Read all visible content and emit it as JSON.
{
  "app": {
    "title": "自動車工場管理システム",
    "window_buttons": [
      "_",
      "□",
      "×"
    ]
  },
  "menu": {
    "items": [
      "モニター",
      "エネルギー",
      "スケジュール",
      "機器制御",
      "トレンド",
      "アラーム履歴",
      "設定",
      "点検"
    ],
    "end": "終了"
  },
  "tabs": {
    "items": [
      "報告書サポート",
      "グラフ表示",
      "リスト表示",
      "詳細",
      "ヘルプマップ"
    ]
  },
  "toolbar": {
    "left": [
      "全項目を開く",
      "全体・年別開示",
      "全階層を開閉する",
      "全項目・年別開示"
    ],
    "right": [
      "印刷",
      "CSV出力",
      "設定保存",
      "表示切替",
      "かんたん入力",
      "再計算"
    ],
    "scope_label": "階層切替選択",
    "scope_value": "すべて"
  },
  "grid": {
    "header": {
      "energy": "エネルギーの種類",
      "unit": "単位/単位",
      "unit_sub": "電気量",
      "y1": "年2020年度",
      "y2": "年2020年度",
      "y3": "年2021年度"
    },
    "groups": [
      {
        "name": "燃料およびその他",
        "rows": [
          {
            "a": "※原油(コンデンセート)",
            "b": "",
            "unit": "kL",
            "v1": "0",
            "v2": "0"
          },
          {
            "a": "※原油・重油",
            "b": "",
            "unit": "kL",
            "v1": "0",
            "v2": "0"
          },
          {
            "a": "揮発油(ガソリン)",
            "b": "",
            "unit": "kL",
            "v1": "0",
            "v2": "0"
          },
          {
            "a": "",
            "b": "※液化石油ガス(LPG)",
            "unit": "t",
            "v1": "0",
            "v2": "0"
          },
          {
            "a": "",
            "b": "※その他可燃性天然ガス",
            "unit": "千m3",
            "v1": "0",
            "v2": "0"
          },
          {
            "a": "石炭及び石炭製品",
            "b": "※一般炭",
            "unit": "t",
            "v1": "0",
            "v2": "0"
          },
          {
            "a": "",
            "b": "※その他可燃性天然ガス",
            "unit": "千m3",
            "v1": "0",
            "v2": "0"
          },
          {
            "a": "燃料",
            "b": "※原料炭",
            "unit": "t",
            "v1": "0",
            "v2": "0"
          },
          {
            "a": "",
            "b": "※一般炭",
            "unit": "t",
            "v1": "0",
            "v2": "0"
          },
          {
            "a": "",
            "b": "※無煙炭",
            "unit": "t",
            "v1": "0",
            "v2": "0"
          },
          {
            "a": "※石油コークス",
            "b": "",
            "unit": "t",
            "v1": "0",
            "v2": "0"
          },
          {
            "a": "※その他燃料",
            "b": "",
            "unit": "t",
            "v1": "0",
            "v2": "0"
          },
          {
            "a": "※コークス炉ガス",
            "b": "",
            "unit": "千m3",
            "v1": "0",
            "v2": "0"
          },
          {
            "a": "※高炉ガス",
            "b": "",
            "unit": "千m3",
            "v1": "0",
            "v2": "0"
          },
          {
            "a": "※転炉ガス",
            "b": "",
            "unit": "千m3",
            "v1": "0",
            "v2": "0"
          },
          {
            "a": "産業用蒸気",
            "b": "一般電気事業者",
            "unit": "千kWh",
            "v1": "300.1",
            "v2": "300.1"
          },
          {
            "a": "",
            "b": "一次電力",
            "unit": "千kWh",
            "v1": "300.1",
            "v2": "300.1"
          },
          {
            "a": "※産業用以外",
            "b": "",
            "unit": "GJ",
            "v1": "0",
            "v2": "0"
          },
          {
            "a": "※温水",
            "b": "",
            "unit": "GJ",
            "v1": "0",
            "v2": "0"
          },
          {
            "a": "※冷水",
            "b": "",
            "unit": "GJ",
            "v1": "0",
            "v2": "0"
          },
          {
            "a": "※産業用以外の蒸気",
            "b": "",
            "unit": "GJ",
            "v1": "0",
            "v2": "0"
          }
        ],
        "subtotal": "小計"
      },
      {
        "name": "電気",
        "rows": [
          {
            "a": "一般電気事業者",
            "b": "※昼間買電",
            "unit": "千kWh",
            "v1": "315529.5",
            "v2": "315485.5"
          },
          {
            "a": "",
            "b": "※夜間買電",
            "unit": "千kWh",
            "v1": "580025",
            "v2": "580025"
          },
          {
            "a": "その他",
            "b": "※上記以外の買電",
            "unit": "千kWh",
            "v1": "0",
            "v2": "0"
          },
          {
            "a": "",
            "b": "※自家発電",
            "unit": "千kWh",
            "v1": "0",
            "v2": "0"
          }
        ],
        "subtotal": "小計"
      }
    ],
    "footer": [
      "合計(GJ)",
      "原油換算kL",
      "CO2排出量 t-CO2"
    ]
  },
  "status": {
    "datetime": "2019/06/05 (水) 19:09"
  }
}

__What this task involves__. Write the material out again word for word.

__Answer in full__.
Read all visible content and emit it as JSON.
{
  "app": {
    "title": "自動車工場管理システム",
    "window_buttons": [
      "_",
      "□",
      "×"
    ]
  },
  "menu": {
    "items": [
      "モニター",
      "エネルギー",
      "スケジュール",
      "機器制御",
      "トレンド",
      "アラーム履歴",
      "設定",
      "点検"
    ],
    "end": "終了"
  },
  "tabs": {
    "items": [
      "報告書サポート",
      "グラフ表示",
      "リスト表示",
      "詳細",
      "ヘルプマップ"
    ]
  },
  "toolbar": {
    "left": [
      "全項目を開く",
      "全体・年別開示",
      "全階層を開閉する",
      "全項目・年別開示"
    ],
    "right": [
      "印刷",
      "CSV出力",
      "設定保存",
      "表示切替",
      "かんたん入力",
      "再計算"
    ],
    "scope_label": "階層切替選択",
    "scope_value": "すべて"
  },
  "grid": {
    "header": {
      "energy": "エネルギーの種類",
      "unit": "単位/単位",
      "unit_sub": "電気量",
      "y1": "年2020年度",
      "y2": "年2020年度",
      "y3": "年2021年度"
    },
    "groups": [
      {
        "name": "燃料およびその他",
        "rows": [
          {
            "a": "※原油(コンデンセート)",
            "b": "",
            "unit": "kL",
            "v1": "0",
            "v2": "0"
          },
          {
            "a": "※原油・重油",
            "b": "",
            "unit": "kL",
            "v1": "0",
            "v2": "0"
          },
          {
            "a": "揮発油(ガソリン)",
            "b": "",
            "unit": "kL",
            "v1": "0",
            "v2": "0"
          },
          {
            "a": "",
            "b": "※液化石油ガス(LPG)",
            "unit": "t",
            "v1": "0",
            "v2": "0"
          },
          {
            "a": "",
            "b": "※その他可燃性天然ガス",
            "unit": "千m3",
            "v1": "0",
            "v2": "0"
          },
          {
            "a": "石炭及び石炭製品",
            "b": "※一般炭",
            "unit": "t",
            "v1": "0",
            "v2": "0"
          },
          {
            "a": "",
            "b": "※その他可燃性天然ガス",
            "unit": "千m3",
            "v1": "0",
            "v2": "0"
          },
          {
            "a": "燃料",
            "b": "※原料炭",
            "unit": "t",
            "v1": "0",
            "v2": "0"
          },
          {
            "a": "",
            "b": "※一般炭",
            "unit": "t",
            "v1": "0",
            "v2": "0"
          },
          {
            "a": "",
            "b": "※無煙炭",
            "unit": "t",
            "v1": "0",
            "v2": "0"
          },
          {
            "a": "※石油コークス",
            "b": "",
            "unit": "t",
            "v1": "0",
            "v2": "0"
          },
          {
            "a": "※その他燃料",
            "b": "",
            "unit": "t",
            "v1": "0",
            "v2": "0"
          },
          {
            "a": "※コークス炉ガス",
            "b": "",
            "unit": "千m3",
            "v1": "0",
            "v2": "0"
          },
          {
            "a": "※高炉ガス",
            "b": "",
            "unit": "千m3",
            "v1": "0",
            "v2": "0"
          },
          {
            "a": "※転炉ガス",
            "b": "",
            "unit": "千m3",
            "v1": "0",
            "v2": "0"
          },
          {
            "a": "産業用蒸気",
            "b": "一般電気事業者",
            "unit": "千kWh",
            "v1": "300.1",
            "v2": "300.1"
          },
          {
            "a": "",
            "b": "一次電力",
            "unit": "千kWh",
            "v1": "300.1",
            "v2": "300.1"
          },
          {
            "a": "※産業用以外",
            "b": "",
            "unit": "GJ",
            "v1": "0",
            "v2": "0"
          },
          {
            "a": "※温水",
            "b": "",
            "unit": "GJ",
            "v1": "0",
            "v2": "0"
          },
          {
            "a": "※冷水",
            "b": "",
            "unit": "GJ",
            "v1": "0",
            "v2": "0"
          },
          {
            "a": "※産業用以外の蒸気",
            "b": "",
            "unit": "GJ",
            "v1": "0",
            "v2": "0"
          }
        ],
        "subtotal": "小計"
      },
      {
        "name": "電気",
        "rows": [
          {
            "a": "一般電気事業者",
            "b": "※昼間買電",
            "unit": "千kWh",
            "v1": "315529.5",
            "v2": "315485.5"
          },
          {
            "a": "",
            "b": "※夜間買電",
            "unit": "千kWh",
            "v1": "580025",
            "v2": "580025"
          },
          {
            "a": "その他",
            "b": "※上記以外の買電",
            "unit": "千kWh",
            "v1": "0",
            "v2": "0"
          },
          {
            "a": "",
            "b": "※自家発電",
            "unit": "千kWh",
            "v1": "0",
            "v2": "0"
          }
        ],
        "subtotal": "小計"
      }
    ],
    "footer": [
      "合計(GJ)",
      "原油換算kL",
      "CO2排出量 t-CO2"
    ]
  },
  "status": {
    "datetime": "2019/06/05 (水) 19:09"
  }
}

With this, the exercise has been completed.